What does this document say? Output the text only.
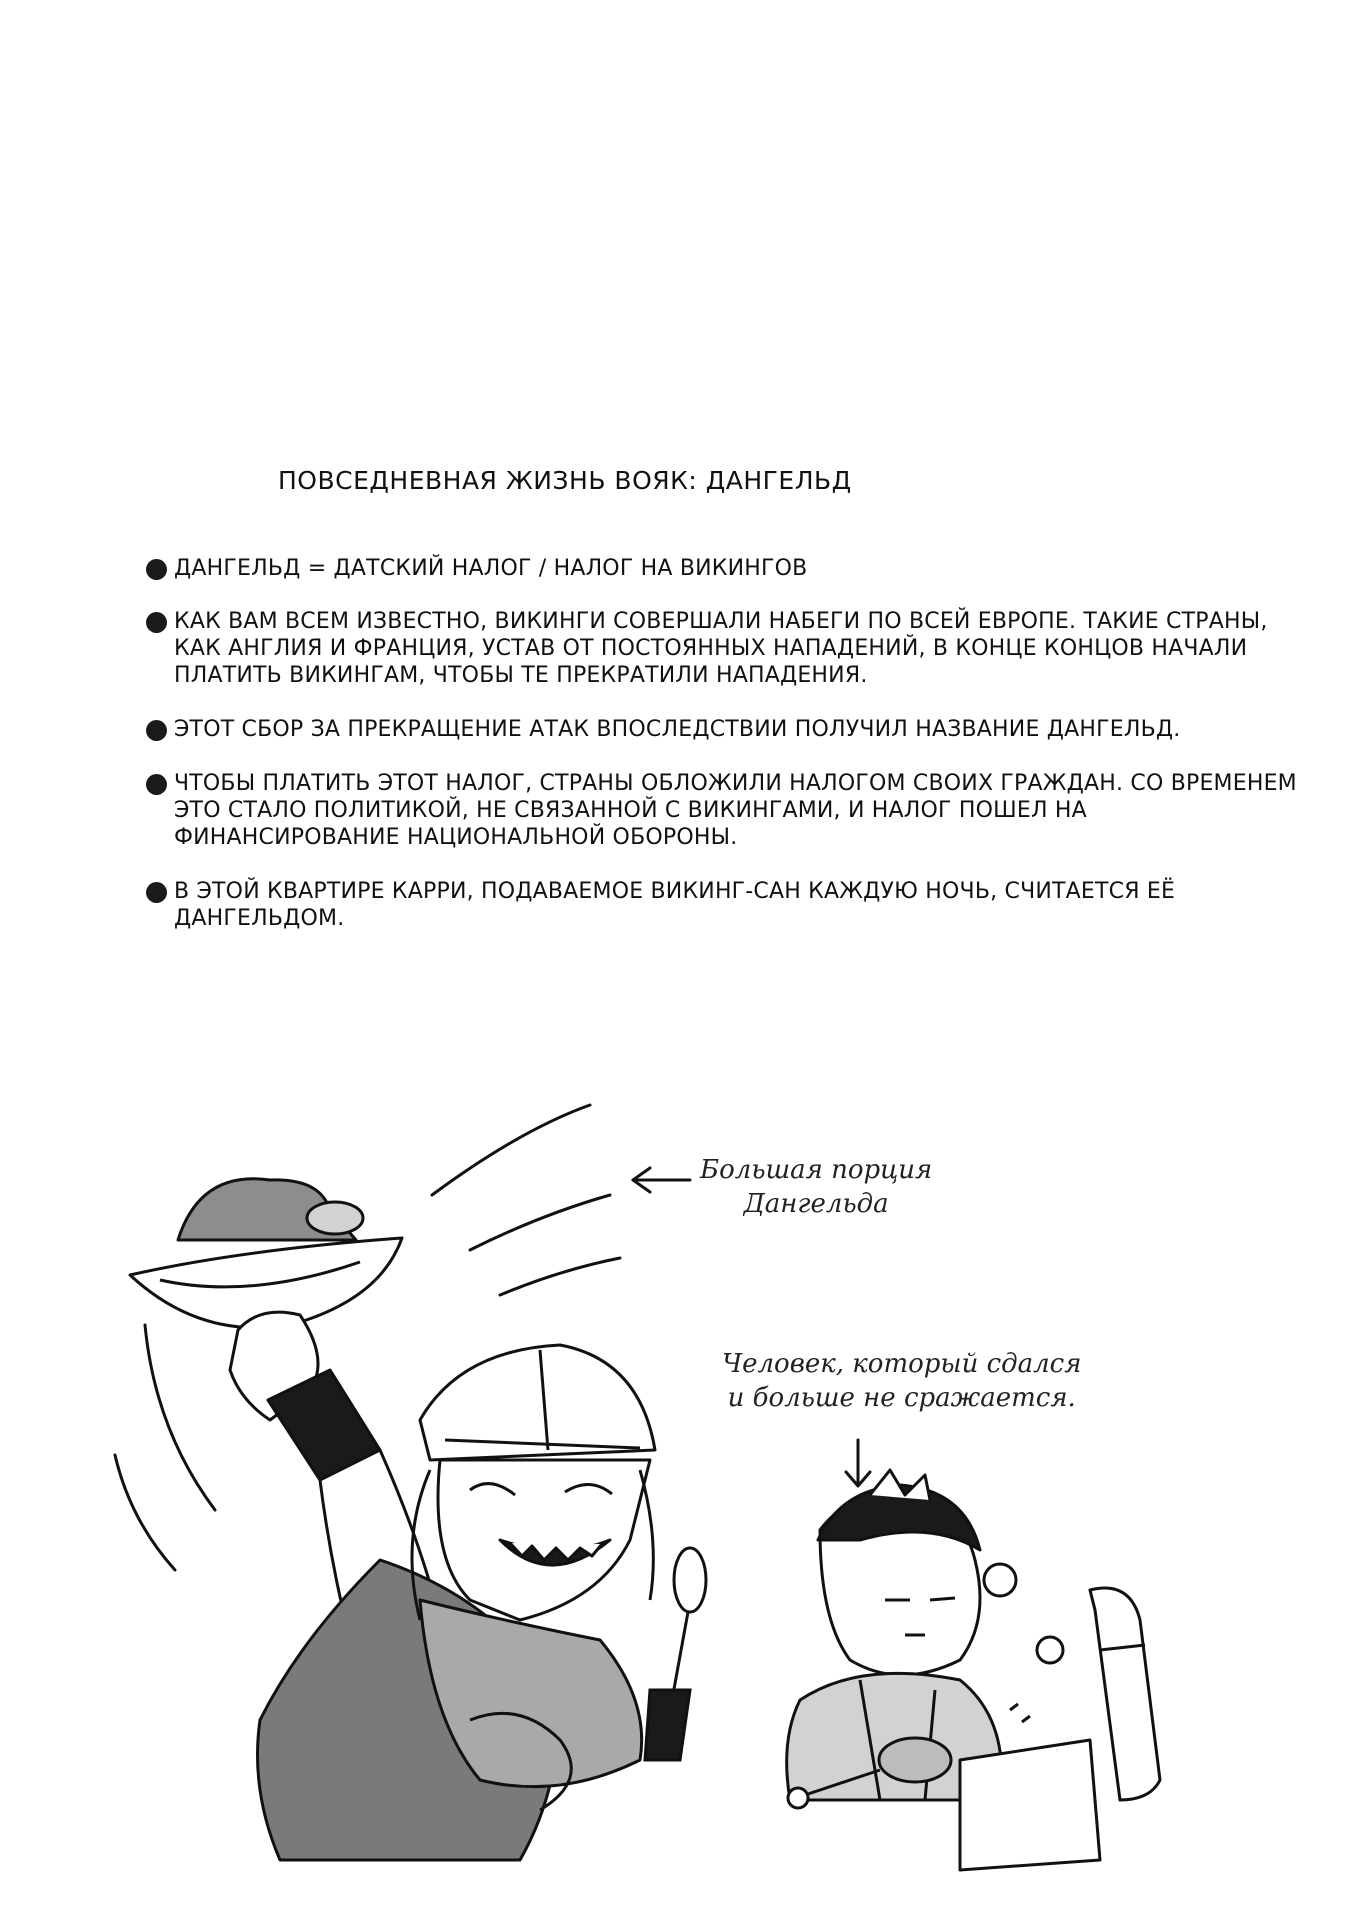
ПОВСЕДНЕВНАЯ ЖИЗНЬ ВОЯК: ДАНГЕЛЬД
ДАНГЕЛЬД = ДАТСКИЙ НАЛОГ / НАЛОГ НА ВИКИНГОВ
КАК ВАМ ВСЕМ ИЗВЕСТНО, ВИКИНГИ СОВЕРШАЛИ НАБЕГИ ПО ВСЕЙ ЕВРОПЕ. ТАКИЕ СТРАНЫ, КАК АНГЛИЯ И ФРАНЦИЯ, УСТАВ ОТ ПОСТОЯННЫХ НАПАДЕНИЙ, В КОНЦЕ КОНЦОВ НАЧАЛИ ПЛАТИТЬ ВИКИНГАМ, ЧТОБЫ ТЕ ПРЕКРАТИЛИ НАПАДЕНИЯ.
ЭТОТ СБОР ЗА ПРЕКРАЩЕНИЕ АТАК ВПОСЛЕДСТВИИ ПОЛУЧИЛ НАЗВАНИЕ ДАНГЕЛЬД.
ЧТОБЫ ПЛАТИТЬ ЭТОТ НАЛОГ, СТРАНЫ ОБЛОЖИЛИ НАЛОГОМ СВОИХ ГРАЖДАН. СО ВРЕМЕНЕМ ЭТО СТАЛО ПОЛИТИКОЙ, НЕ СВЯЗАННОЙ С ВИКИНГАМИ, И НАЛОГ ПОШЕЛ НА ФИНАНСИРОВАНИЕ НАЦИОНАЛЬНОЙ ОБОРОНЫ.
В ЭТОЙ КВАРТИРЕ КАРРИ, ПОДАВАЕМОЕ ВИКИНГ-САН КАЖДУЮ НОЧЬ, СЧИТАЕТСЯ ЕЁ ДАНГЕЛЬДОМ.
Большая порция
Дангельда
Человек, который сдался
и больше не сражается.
+++
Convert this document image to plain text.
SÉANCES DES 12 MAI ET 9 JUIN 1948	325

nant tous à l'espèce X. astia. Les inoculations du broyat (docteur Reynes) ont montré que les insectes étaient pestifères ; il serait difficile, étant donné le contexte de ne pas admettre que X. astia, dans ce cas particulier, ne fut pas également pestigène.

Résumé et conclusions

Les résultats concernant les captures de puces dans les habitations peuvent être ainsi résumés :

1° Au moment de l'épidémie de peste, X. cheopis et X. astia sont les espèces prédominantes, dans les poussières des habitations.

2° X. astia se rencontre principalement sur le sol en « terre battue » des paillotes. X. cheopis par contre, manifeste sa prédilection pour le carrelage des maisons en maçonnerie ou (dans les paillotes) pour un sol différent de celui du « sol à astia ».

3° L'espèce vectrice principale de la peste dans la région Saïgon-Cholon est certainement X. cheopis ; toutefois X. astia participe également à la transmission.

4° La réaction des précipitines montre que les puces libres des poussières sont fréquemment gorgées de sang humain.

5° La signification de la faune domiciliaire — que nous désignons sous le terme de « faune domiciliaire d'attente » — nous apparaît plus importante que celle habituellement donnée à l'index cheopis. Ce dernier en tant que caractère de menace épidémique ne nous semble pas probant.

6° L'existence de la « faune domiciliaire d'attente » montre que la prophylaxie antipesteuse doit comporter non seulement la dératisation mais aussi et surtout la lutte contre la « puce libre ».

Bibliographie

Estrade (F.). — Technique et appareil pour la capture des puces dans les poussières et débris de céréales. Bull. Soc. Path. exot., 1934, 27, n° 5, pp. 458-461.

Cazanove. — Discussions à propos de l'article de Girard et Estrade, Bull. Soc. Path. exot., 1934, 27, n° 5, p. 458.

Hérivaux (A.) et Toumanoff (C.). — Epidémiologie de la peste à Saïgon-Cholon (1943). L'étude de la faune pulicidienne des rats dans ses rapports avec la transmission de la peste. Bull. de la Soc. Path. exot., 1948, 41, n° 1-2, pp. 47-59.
+++
WHAT THIS TASK INVOLVES:
Where a line in the material above holds "Saïgon", copy that line.

CORRECT OUTPUT:
3° L'espèce vectrice principale de la peste dans la région Saïgon-Cholon est certainement X. cheopis ; toutefois X. astia participe également à la transmission.
Hérivaux (A.) et Toumanoff (C.). — Epidémiologie de la peste à Saïgon-Cholon (1943). L'étude de la faune pulicidienne des rats dans ses rapports avec la transmission de la peste. Bull. de la Soc. Path. exot., 1948, 41, n° 1-2, pp. 47-59.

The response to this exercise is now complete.